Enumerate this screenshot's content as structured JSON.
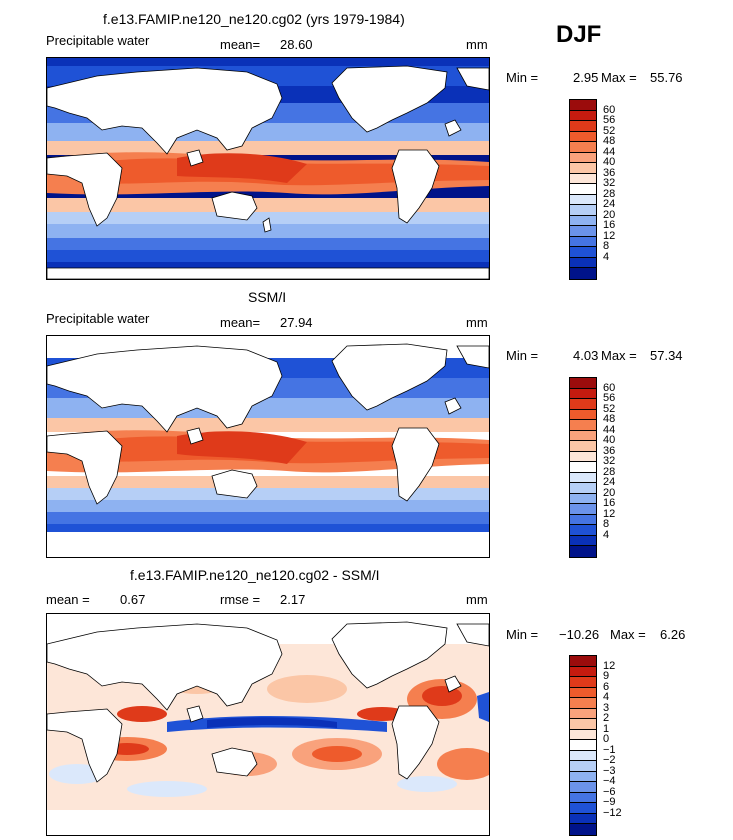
{
  "season": "DJF",
  "panels": [
    {
      "id": "model",
      "title": "f.e13.FAMIP.ne120_ne120.cg02 (yrs 1979-1984)",
      "variable": "Precipitable water",
      "mean_label": "mean=",
      "mean_value": "28.60",
      "units": "mm",
      "min_label": "Min =",
      "min_value": "2.95",
      "max_label": "Max =",
      "max_value": "55.76"
    },
    {
      "id": "obs",
      "title": "SSM/I",
      "variable": "Precipitable water",
      "mean_label": "mean=",
      "mean_value": "27.94",
      "units": "mm",
      "min_label": "Min =",
      "min_value": "4.03",
      "max_label": "Max =",
      "max_value": "57.34"
    },
    {
      "id": "diff",
      "title": "f.e13.FAMIP.ne120_ne120.cg02 - SSM/I",
      "mean_label": "mean =",
      "mean_value": "0.67",
      "rmse_label": "rmse =",
      "rmse_value": "2.17",
      "units": "mm",
      "min_label": "Min =",
      "min_value": "−10.26",
      "max_label": "Max =",
      "max_value": "6.26"
    }
  ],
  "legend_abs": {
    "labels": [
      "60",
      "56",
      "52",
      "48",
      "44",
      "40",
      "36",
      "32",
      "28",
      "24",
      "20",
      "16",
      "12",
      "8",
      "4"
    ],
    "colors": [
      "#9b0c0c",
      "#c51b0f",
      "#df3a1a",
      "#ee5b2c",
      "#f57f4f",
      "#f9a27c",
      "#fbc6a6",
      "#fde6d8",
      "#ffffff",
      "#dbe8fb",
      "#b6cff6",
      "#8eb2f1",
      "#6b93ea",
      "#4574e3",
      "#1f52d6",
      "#0a31b8",
      "#00138a"
    ]
  },
  "legend_diff": {
    "labels": [
      "12",
      "9",
      "6",
      "4",
      "3",
      "2",
      "1",
      "0",
      "−1",
      "−2",
      "−3",
      "−4",
      "−6",
      "−9",
      "−12"
    ],
    "colors": [
      "#9b0c0c",
      "#c51b0f",
      "#df3a1a",
      "#ee5b2c",
      "#f57f4f",
      "#f9a27c",
      "#fbc6a6",
      "#fde6d8",
      "#ffffff",
      "#dbe8fb",
      "#b6cff6",
      "#8eb2f1",
      "#6b93ea",
      "#4574e3",
      "#1f52d6",
      "#0a31b8",
      "#00138a"
    ]
  }
}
──────
* **REQUIRED TASK**:
Reproduce the entries exactly. Do not carry over any picture.

* **WRITTEN RESPONSE**:
Enumerate this screenshot's content as structured JSON.
{
  "season": "DJF",
  "panels": [
    {
      "id": "model",
      "title": "f.e13.FAMIP.ne120_ne120.cg02 (yrs 1979-1984)",
      "variable": "Precipitable water",
      "mean_label": "mean=",
      "mean_value": "28.60",
      "units": "mm",
      "min_label": "Min =",
      "min_value": "2.95",
      "max_label": "Max =",
      "max_value": "55.76"
    },
    {
      "id": "obs",
      "title": "SSM/I",
      "variable": "Precipitable water",
      "mean_label": "mean=",
      "mean_value": "27.94",
      "units": "mm",
      "min_label": "Min =",
      "min_value": "4.03",
      "max_label": "Max =",
      "max_value": "57.34"
    },
    {
      "id": "diff",
      "title": "f.e13.FAMIP.ne120_ne120.cg02 - SSM/I",
      "mean_label": "mean =",
      "mean_value": "0.67",
      "rmse_label": "rmse =",
      "rmse_value": "2.17",
      "units": "mm",
      "min_label": "Min =",
      "min_value": "−10.26",
      "max_label": "Max =",
      "max_value": "6.26"
    }
  ],
  "legend_abs": {
    "labels": [
      "60",
      "56",
      "52",
      "48",
      "44",
      "40",
      "36",
      "32",
      "28",
      "24",
      "20",
      "16",
      "12",
      "8",
      "4"
    ],
    "colors": [
      "#9b0c0c",
      "#c51b0f",
      "#df3a1a",
      "#ee5b2c",
      "#f57f4f",
      "#f9a27c",
      "#fbc6a6",
      "#fde6d8",
      "#ffffff",
      "#dbe8fb",
      "#b6cff6",
      "#8eb2f1",
      "#6b93ea",
      "#4574e3",
      "#1f52d6",
      "#0a31b8",
      "#00138a"
    ]
  },
  "legend_diff": {
    "labels": [
      "12",
      "9",
      "6",
      "4",
      "3",
      "2",
      "1",
      "0",
      "−1",
      "−2",
      "−3",
      "−4",
      "−6",
      "−9",
      "−12"
    ],
    "colors": [
      "#9b0c0c",
      "#c51b0f",
      "#df3a1a",
      "#ee5b2c",
      "#f57f4f",
      "#f9a27c",
      "#fbc6a6",
      "#fde6d8",
      "#ffffff",
      "#dbe8fb",
      "#b6cff6",
      "#8eb2f1",
      "#6b93ea",
      "#4574e3",
      "#1f52d6",
      "#0a31b8",
      "#00138a"
    ]
  }
}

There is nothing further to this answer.